§ **Stored rows**
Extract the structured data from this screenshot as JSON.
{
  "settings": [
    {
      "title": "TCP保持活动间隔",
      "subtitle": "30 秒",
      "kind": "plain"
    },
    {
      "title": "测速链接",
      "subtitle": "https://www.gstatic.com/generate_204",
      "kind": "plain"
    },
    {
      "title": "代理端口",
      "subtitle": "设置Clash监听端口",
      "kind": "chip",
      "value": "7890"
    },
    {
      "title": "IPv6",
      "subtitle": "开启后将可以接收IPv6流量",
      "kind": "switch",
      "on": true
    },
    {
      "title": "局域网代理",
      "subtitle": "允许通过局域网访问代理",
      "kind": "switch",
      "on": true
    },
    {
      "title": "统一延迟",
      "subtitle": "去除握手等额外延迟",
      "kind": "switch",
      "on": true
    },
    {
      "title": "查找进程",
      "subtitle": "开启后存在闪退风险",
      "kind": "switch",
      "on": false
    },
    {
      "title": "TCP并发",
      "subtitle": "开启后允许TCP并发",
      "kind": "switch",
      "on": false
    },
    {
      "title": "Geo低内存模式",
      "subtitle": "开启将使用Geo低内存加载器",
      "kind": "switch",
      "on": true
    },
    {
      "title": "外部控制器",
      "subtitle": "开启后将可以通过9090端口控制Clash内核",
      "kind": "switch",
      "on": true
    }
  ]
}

§ **Objective**
Extract all of the material exactly as it is written.

§ **Finished task**
Extract the structured data from this screenshot as JSON.
{
  "settings": [
    {
      "title": "TCP保持活动间隔",
      "subtitle": "30 秒",
      "kind": "plain"
    },
    {
      "title": "测速链接",
      "subtitle": "https://www.gstatic.com/generate_204",
      "kind": "plain"
    },
    {
      "title": "代理端口",
      "subtitle": "设置Clash监听端口",
      "kind": "chip",
      "value": "7890"
    },
    {
      "title": "IPv6",
      "subtitle": "开启后将可以接收IPv6流量",
      "kind": "switch",
      "on": true
    },
    {
      "title": "局域网代理",
      "subtitle": "允许通过局域网访问代理",
      "kind": "switch",
      "on": true
    },
    {
      "title": "统一延迟",
      "subtitle": "去除握手等额外延迟",
      "kind": "switch",
      "on": true
    },
    {
      "title": "查找进程",
      "subtitle": "开启后存在闪退风险",
      "kind": "switch",
      "on": false
    },
    {
      "title": "TCP并发",
      "subtitle": "开启后允许TCP并发",
      "kind": "switch",
      "on": false
    },
    {
      "title": "Geo低内存模式",
      "subtitle": "开启将使用Geo低内存加载器",
      "kind": "switch",
      "on": true
    },
    {
      "title": "外部控制器",
      "subtitle": "开启后将可以通过9090端口控制Clash内核",
      "kind": "switch",
      "on": true
    }
  ]
}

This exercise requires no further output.